Instructions for the task → Copy each line of the records that holds the string "icon".

Record extracts →
-=-=-=-=-

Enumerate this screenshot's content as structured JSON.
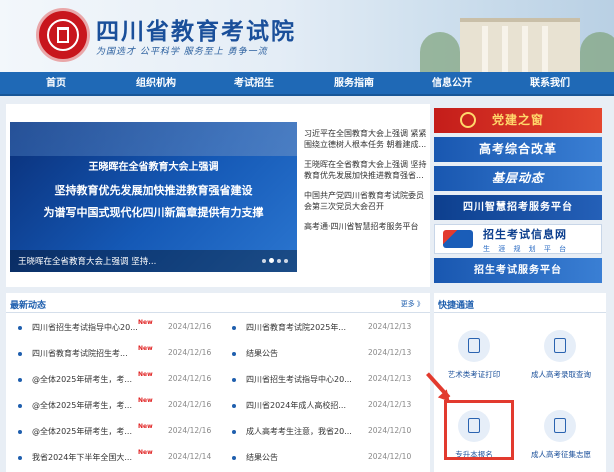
{
  "header": {
    "site_title": "四川省教育考试院",
    "motto": "为国选才  公平科学  服务至上  勇争一流"
  },
  "nav": [
    "首页",
    "组织机构",
    "考试招生",
    "服务指南",
    "信息公开",
    "联系我们"
  ],
  "slideshow": {
    "headline": "王晓晖在全省教育大会上强调",
    "line1": "坚持教育优先发展加快推进教育强省建设",
    "line2": "为谱写中国式现代化四川新篇章提供有力支撑",
    "caption": "王晓晖在全省教育大会上强调 坚持..."
  },
  "top_news": [
    "习近平在全国教育大会上强调 紧紧围绕立德树人根本任务 朝着建成...",
    "王晓晖在全省教育大会上强调 坚持教育优先发展加快推进教育强省...",
    "中国共产党四川省教育考试院委员会第三次党员大会召开",
    "高考通·四川省智慧招考服务平台"
  ],
  "banners": {
    "party": "党建之窗",
    "reform": "高考综合改革",
    "base": "基层动态",
    "smart": "四川智慧招考服务平台",
    "info_title": "招生考试信息网",
    "info_sub": "生 涯 规 划 平 台",
    "platform": "招生考试服务平台"
  },
  "latest": {
    "title": "最新动态",
    "more": "更多 》",
    "new_badge": "New",
    "left": [
      {
        "title": "四川省招生考试指导中心20...",
        "date": "2024/12/16",
        "is_new": true
      },
      {
        "title": "四川省教育考试院招生考...",
        "date": "2024/12/16",
        "is_new": true
      },
      {
        "title": "@全体2025年研考生，考...",
        "date": "2024/12/16",
        "is_new": true
      },
      {
        "title": "@全体2025年研考生，考...",
        "date": "2024/12/16",
        "is_new": true
      },
      {
        "title": "@全体2025年研考生，考...",
        "date": "2024/12/16",
        "is_new": true
      },
      {
        "title": "我省2024年下半年全国大...",
        "date": "2024/12/14",
        "is_new": true
      }
    ],
    "right": [
      {
        "title": "四川省教育考试院2025年...",
        "date": "2024/12/13"
      },
      {
        "title": "结果公告",
        "date": "2024/12/13"
      },
      {
        "title": "四川省招生考试指导中心20...",
        "date": "2024/12/13"
      },
      {
        "title": "四川省2024年成人高校招...",
        "date": "2024/12/13"
      },
      {
        "title": "成人高考考生注意，我省20...",
        "date": "2024/12/10"
      },
      {
        "title": "结果公告",
        "date": "2024/12/10"
      }
    ]
  },
  "quick": {
    "title": "快捷通道",
    "items": [
      {
        "label": "艺术类考证打印",
        "icon": "document-icon"
      },
      {
        "label": "成人高考录取查询",
        "icon": "edit-icon"
      },
      {
        "label": "专升本报名",
        "icon": "edit-icon"
      },
      {
        "label": "成人高考征集志愿",
        "icon": "list-document-icon"
      }
    ]
  },
  "colors": {
    "nav": "#1f69b6",
    "accent": "#1f5fae",
    "highlight": "#e23a2e",
    "new": "#e02020"
  }
}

-=-=-=-=-

Problem solution →
        "icon": "document-icon"
        "icon": "edit-icon"
        "icon": "edit-icon"
        "icon": "list-document-icon"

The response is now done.